▸ **What the task asks**
All entries are to be quoted exactly; the images stay out of the copy.

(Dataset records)

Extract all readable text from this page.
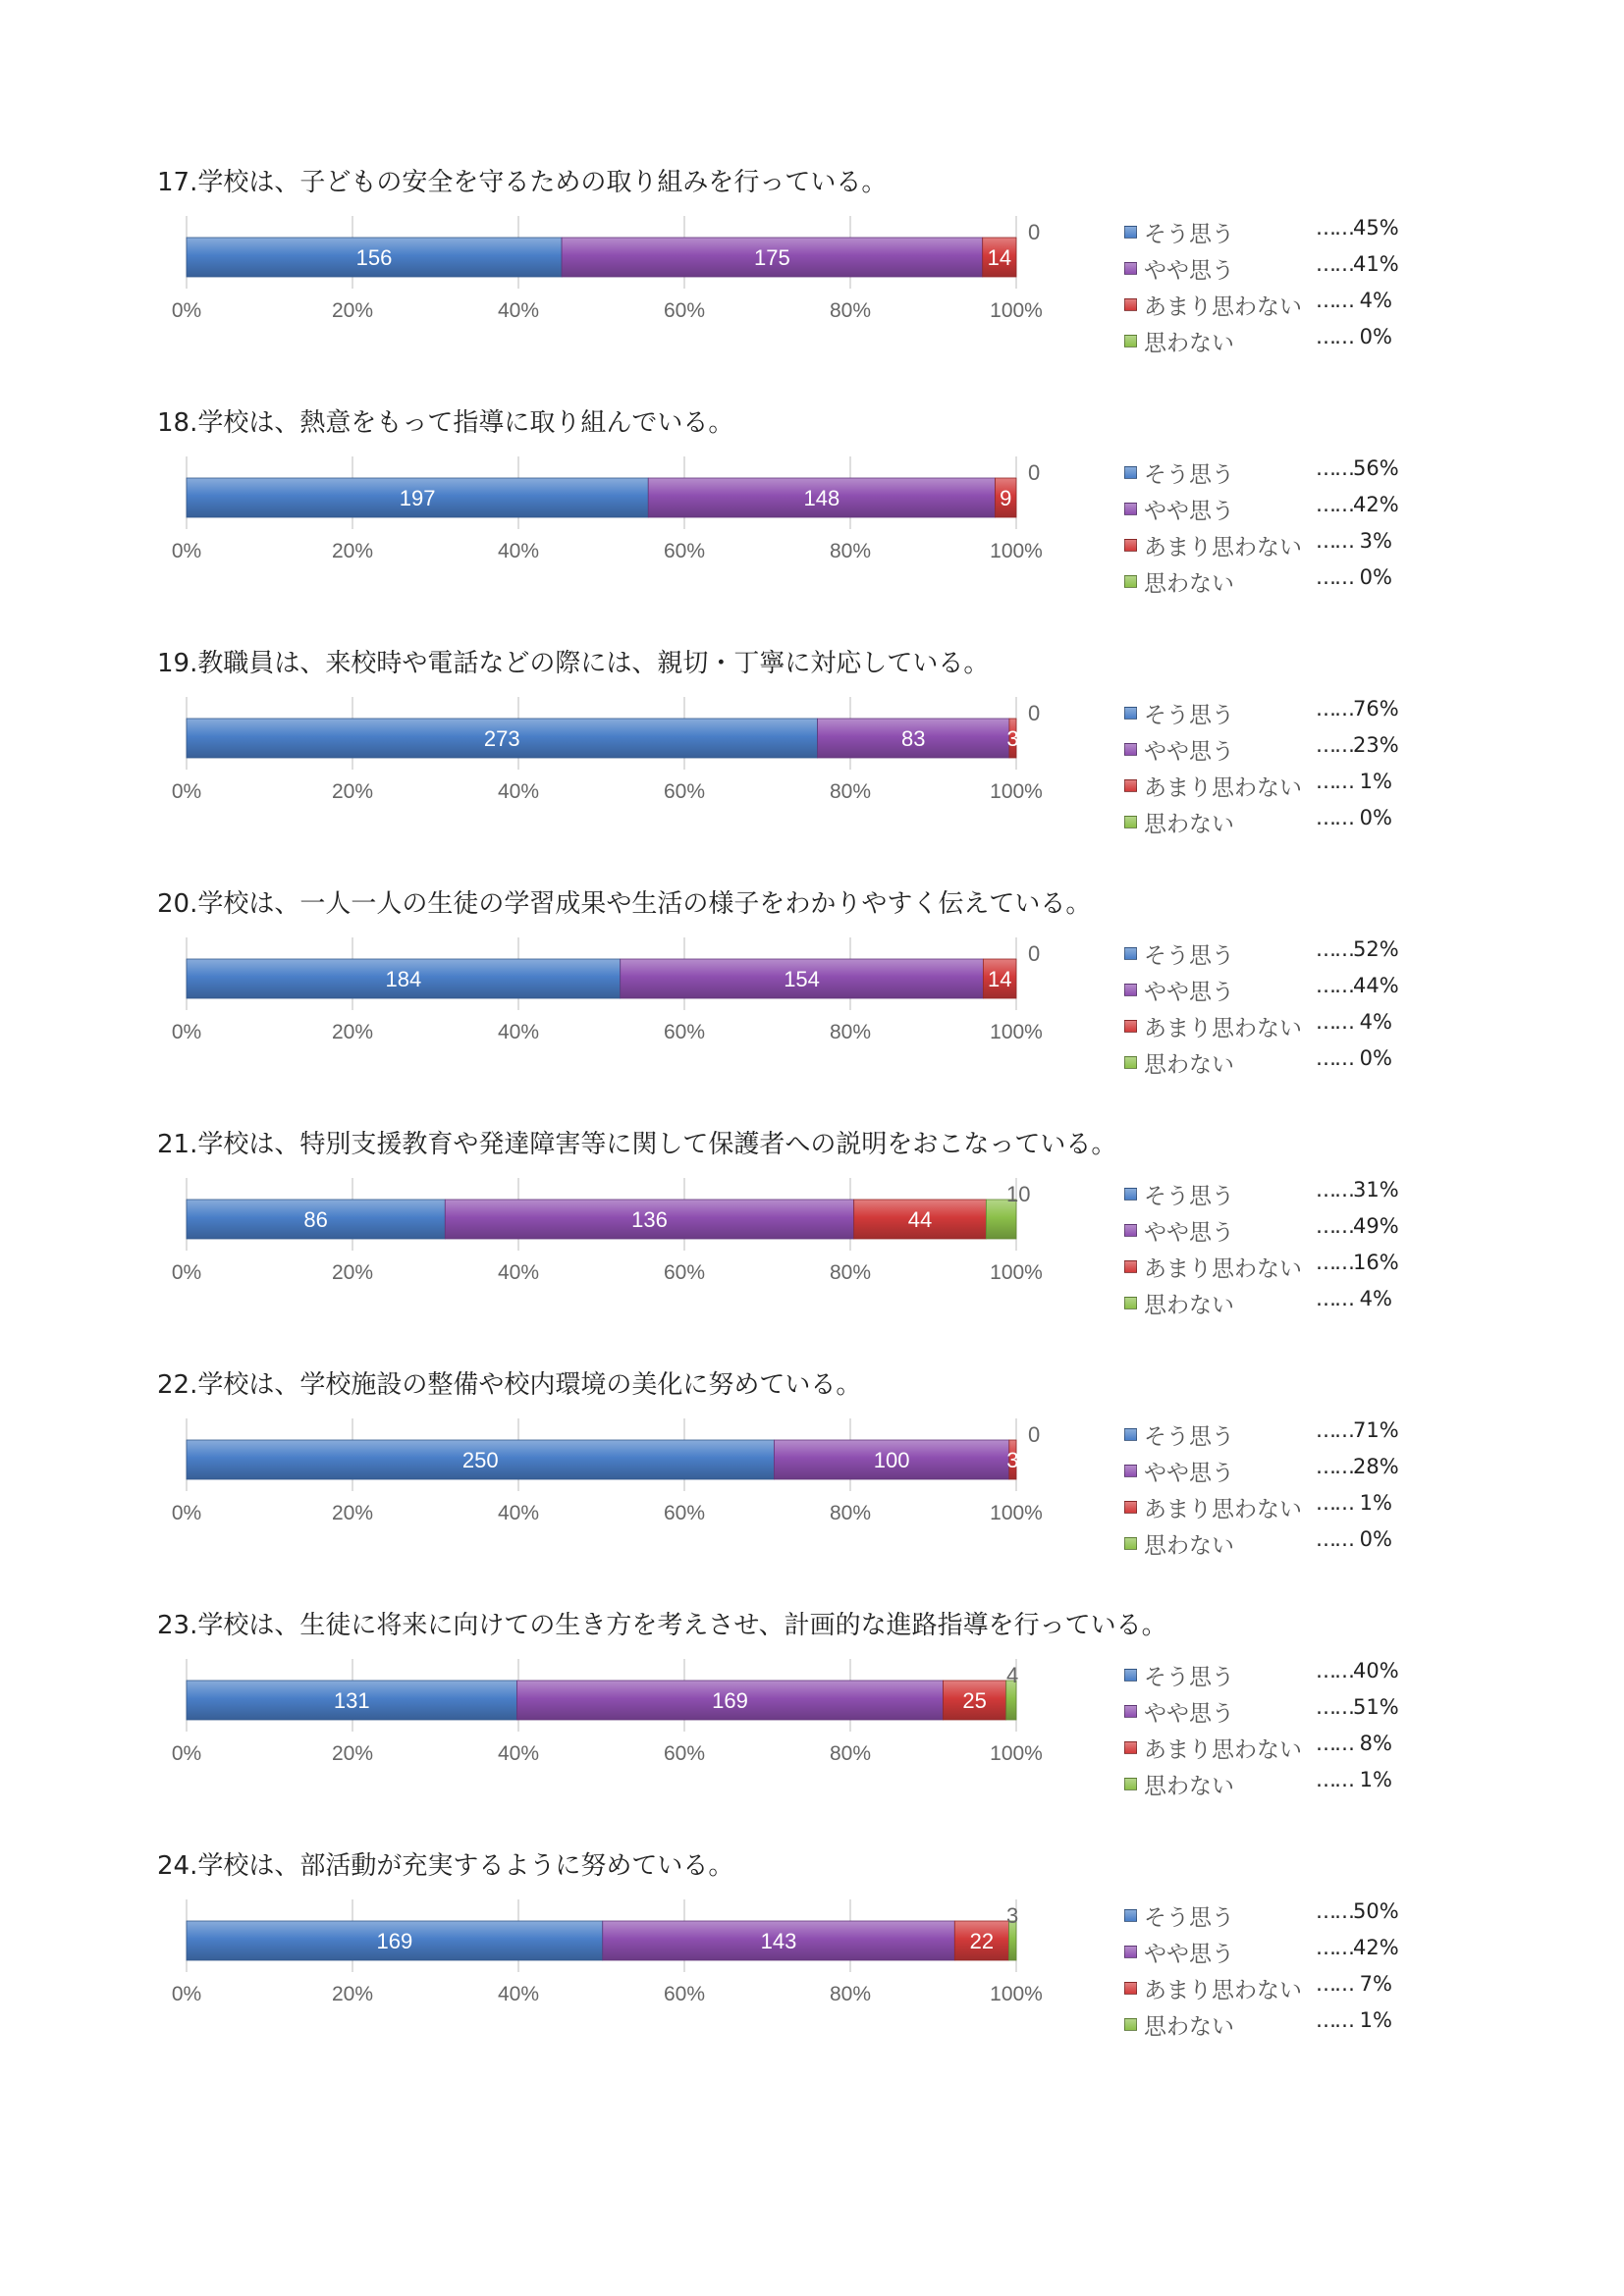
17.学校は、子どもの安全を守るための取り組みを行っている。
156	175	14
0
0%	20%	40%	60%	80%	100%
そう思う	……45%
やや思う	……41%
あまり思わない …… 4%
思わない	…… 0%
18.学校は、熱意をもって指導に取り組んでいる。
197	148	9
0
0%	20%	40%	60%	80%	100%
そう思う	……56%
やや思う	……42%
あまり思わない …… 3%
思わない	…… 0%
19.教職員は、来校時や電話などの際には、親切・丁寧に対応している。
273	83	3
0
0%	20%	40%	60%	80%	100%
そう思う	……76%
やや思う	……23%
あまり思わない …… 1%
思わない	…… 0%
20.学校は、一人一人の生徒の学習成果や生活の様子をわかりやすく伝えている。
184	154	14
0
0%	20%	40%	60%	80%	100%
そう思う	……52%
やや思う	……44%
あまり思わない …… 4%
思わない	…… 0%
21.学校は、特別支援教育や発達障害等に関して保護者への説明をおこなっている。
86	136	44
10
0%	20%	40%	60%	80%	100%
そう思う	……31%
やや思う	……49%
あまり思わない ……16%
思わない	…… 4%
22.学校は、学校施設の整備や校内環境の美化に努めている。
250	100	3
0
0%	20%	40%	60%	80%	100%
そう思う	……71%
やや思う	……28%
あまり思わない …… 1%
思わない	…… 0%
23.学校は、生徒に将来に向けての生き方を考えさせ、計画的な進路指導を行っている。
131	169	25
4
0%	20%	40%	60%	80%	100%
そう思う	……40%
やや思う	……51%
あまり思わない …… 8%
思わない	…… 1%
24.学校は、部活動が充実するように努めている。
169	143	22
3
0%	20%	40%	60%	80%	100%
そう思う	……50%
やや思う	……42%
あまり思わない …… 7%
思わない	…… 1%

▸ **Task answer**
Extract all readable text from this page.
17.学校は、子どもの安全を守るための取り組みを行っている。
156	175	14
0
0%	20%	40%	60%	80%	100%
そう思う	……45%
やや思う	……41%
あまり思わない …… 4%
思わない	…… 0%
18.学校は、熱意をもって指導に取り組んでいる。
197	148	9
0
0%	20%	40%	60%	80%	100%
そう思う	……56%
やや思う	……42%
あまり思わない …… 3%
思わない	…… 0%
19.教職員は、来校時や電話などの際には、親切・丁寧に対応している。
273	83	3
0
0%	20%	40%	60%	80%	100%
そう思う	……76%
やや思う	……23%
あまり思わない …… 1%
思わない	…… 0%
20.学校は、一人一人の生徒の学習成果や生活の様子をわかりやすく伝えている。
184	154	14
0
0%	20%	40%	60%	80%	100%
そう思う	……52%
やや思う	……44%
あまり思わない …… 4%
思わない	…… 0%
21.学校は、特別支援教育や発達障害等に関して保護者への説明をおこなっている。
86	136	44
10
0%	20%	40%	60%	80%	100%
そう思う	……31%
やや思う	……49%
あまり思わない ……16%
思わない	…… 4%
22.学校は、学校施設の整備や校内環境の美化に努めている。
250	100	3
0
0%	20%	40%	60%	80%	100%
そう思う	……71%
やや思う	……28%
あまり思わない …… 1%
思わない	…… 0%
23.学校は、生徒に将来に向けての生き方を考えさせ、計画的な進路指導を行っている。
131	169	25
4
0%	20%	40%	60%	80%	100%
そう思う	……40%
やや思う	……51%
あまり思わない …… 8%
思わない	…… 1%
24.学校は、部活動が充実するように努めている。
169	143	22
3
0%	20%	40%	60%	80%	100%
そう思う	……50%
やや思う	……42%
あまり思わない …… 7%
思わない	…… 1%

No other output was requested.